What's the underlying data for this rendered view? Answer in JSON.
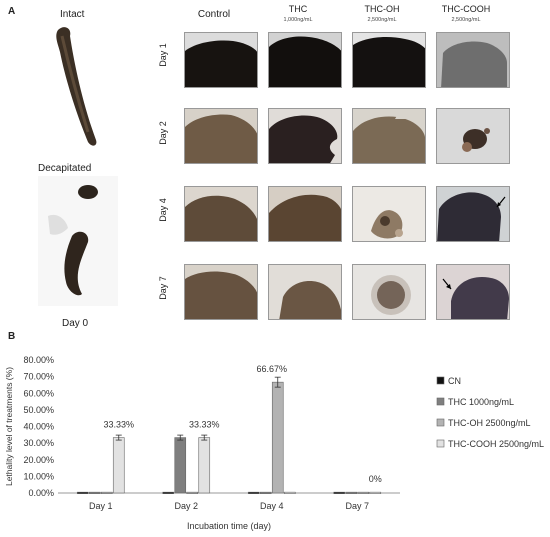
{
  "panelA": {
    "label": "A",
    "left": {
      "intact": "Intact",
      "decapitated": "Decapitated",
      "day0": "Day 0"
    },
    "columns": [
      {
        "name": "Control",
        "dose": ""
      },
      {
        "name": "THC",
        "dose": "1,000ng/mL"
      },
      {
        "name": "THC-OH",
        "dose": "2,500ng/mL"
      },
      {
        "name": "THC-COOH",
        "dose": "2,500ng/mL"
      }
    ],
    "rows": [
      "Day 1",
      "Day 2",
      "Day 4",
      "Day 7"
    ],
    "colors": {
      "dark_tissue": "#1a1614",
      "brown_tissue": "#5b4a38",
      "background": "#e6e6e6"
    }
  },
  "panelB": {
    "label": "B"
  },
  "chart_data": {
    "type": "bar",
    "categories": [
      "Day 1",
      "Day 2",
      "Day 4",
      "Day 7"
    ],
    "series": [
      {
        "name": "CN",
        "values": [
          0.5,
          0.5,
          0.5,
          0.5
        ],
        "color": "#111111"
      },
      {
        "name": "THC 1000ng/mL",
        "values": [
          0.5,
          33.33,
          0.5,
          0.5
        ],
        "color": "#7f7f7f"
      },
      {
        "name": "THC-OH 2500ng/mL",
        "values": [
          0.5,
          0.5,
          66.67,
          0.5
        ],
        "color": "#b3b3b3"
      },
      {
        "name": "THC-COOH 2500ng/mL",
        "values": [
          33.33,
          33.33,
          0.5,
          0.5
        ],
        "color": "#e2e2e2"
      }
    ],
    "data_labels": [
      {
        "category": "Day 1",
        "text": "33.33%"
      },
      {
        "category": "Day 2",
        "text": "33.33%"
      },
      {
        "category": "Day 4",
        "text": "66.67%"
      },
      {
        "category": "Day 7",
        "text": "0%"
      }
    ],
    "yticks": [
      "0.00%",
      "10.00%",
      "20.00%",
      "30.00%",
      "40.00%",
      "50.00%",
      "60.00%",
      "70.00%",
      "80.00%"
    ],
    "ylim": [
      0,
      80
    ],
    "xlabel": "Incubation time (day)",
    "ylabel": "Lethality level of treatments (%)",
    "legend_position": "right",
    "error_bars": true
  }
}
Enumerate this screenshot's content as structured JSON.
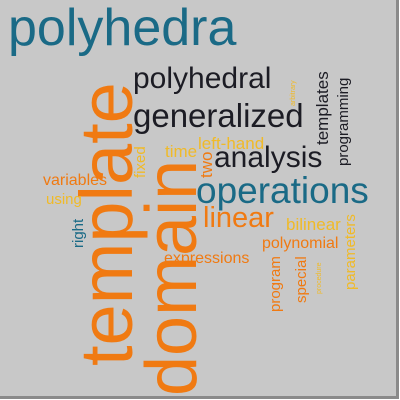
{
  "palette": {
    "background": "#c8c8c8",
    "teal": "#1a6a86",
    "dark": "#1c1c24",
    "orange": "#f07a12",
    "yellow": "#f0ba28"
  },
  "words": {
    "polyhedra": "polyhedra",
    "template": "template",
    "domain": "domain",
    "polyhedral": "polyhedral",
    "generalized": "generalized",
    "operations": "operations",
    "analysis": "analysis",
    "linear": "linear",
    "templates": "templates",
    "programming": "programming",
    "time": "time",
    "left_hand": "left-hand",
    "two": "two",
    "fixed": "fixed",
    "variables": "variables",
    "using": "using",
    "right": "right",
    "bilinear": "bilinear",
    "polynomial": "polynomial",
    "expressions": "expressions",
    "parameters": "parameters",
    "program": "program",
    "special": "special",
    "arbitrary": "arbitrary",
    "procedure": "procedure"
  }
}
——
OBJECTIVE
Find the lines above that include the string "JSON" and copy them.

EXERCISE RESPONSE
What's the underlying data for this rendered view? Answer in JSON.
Enumerate this screenshot's content as structured JSON.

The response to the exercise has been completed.